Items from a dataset
====================
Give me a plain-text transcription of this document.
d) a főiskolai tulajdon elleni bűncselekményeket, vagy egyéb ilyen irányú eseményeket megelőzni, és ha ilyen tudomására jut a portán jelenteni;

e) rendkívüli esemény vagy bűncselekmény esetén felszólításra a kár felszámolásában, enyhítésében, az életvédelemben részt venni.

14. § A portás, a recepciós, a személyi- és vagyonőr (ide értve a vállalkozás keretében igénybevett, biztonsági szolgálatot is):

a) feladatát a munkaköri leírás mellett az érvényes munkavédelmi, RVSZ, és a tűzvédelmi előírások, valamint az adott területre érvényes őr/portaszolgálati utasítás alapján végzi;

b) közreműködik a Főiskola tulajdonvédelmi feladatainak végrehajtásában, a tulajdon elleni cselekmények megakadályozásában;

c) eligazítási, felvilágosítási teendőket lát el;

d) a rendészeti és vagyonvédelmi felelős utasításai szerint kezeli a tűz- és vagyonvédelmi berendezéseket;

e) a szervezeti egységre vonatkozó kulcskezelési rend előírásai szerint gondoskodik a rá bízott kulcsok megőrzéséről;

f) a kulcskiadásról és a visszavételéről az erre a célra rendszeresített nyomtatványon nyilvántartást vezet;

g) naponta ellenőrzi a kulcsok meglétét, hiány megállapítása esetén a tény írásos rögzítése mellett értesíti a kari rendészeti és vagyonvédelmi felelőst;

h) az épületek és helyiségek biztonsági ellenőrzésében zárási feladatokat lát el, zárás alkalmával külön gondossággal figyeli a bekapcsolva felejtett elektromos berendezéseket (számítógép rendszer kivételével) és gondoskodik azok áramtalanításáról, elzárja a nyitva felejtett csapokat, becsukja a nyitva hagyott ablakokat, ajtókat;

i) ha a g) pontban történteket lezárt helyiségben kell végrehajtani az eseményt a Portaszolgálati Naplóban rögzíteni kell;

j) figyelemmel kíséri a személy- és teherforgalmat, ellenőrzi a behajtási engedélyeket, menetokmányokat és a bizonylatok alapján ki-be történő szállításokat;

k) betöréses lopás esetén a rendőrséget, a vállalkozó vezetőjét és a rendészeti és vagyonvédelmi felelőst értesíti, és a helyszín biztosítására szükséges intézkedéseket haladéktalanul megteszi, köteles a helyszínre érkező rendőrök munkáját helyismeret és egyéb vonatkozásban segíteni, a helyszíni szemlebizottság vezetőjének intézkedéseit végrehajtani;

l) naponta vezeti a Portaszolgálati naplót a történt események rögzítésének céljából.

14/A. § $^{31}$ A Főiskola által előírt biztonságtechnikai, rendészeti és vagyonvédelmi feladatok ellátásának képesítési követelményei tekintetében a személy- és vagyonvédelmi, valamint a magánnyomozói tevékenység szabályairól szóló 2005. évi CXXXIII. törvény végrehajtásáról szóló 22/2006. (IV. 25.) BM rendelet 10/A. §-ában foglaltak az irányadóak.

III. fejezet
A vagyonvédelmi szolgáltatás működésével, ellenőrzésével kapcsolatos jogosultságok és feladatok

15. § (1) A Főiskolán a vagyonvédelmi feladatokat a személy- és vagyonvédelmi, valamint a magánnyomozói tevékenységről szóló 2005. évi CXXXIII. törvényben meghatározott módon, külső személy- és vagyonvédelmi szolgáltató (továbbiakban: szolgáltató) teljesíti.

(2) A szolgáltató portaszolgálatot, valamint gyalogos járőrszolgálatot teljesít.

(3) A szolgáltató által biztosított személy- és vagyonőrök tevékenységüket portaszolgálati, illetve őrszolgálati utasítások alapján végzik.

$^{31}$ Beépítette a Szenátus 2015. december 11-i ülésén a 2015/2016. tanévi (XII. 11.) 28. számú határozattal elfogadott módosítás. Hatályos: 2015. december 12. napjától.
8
====================
:: YOUR INSTRUCTIONS ::
Copy out every line in the entries above that holds "alapján".

:: EXERCISE RESULT ::
a) feladatát a munkaköri leírás mellett az érvényes munkavédelmi, RVSZ, és a tűzvédelmi előírások, valamint az adott területre érvényes őr/portaszolgálati utasítás alapján végzi;
j) figyelemmel kíséri a személy- és teherforgalmat, ellenőrzi a behajtási engedélyeket, menetokmányokat és a bizonylatok alapján ki-be történő szállításokat;
(3) A szolgáltató által biztosított személy- és vagyonőrök tevékenységüket portaszolgálati, illetve őrszolgálati utasítások alapján végzik.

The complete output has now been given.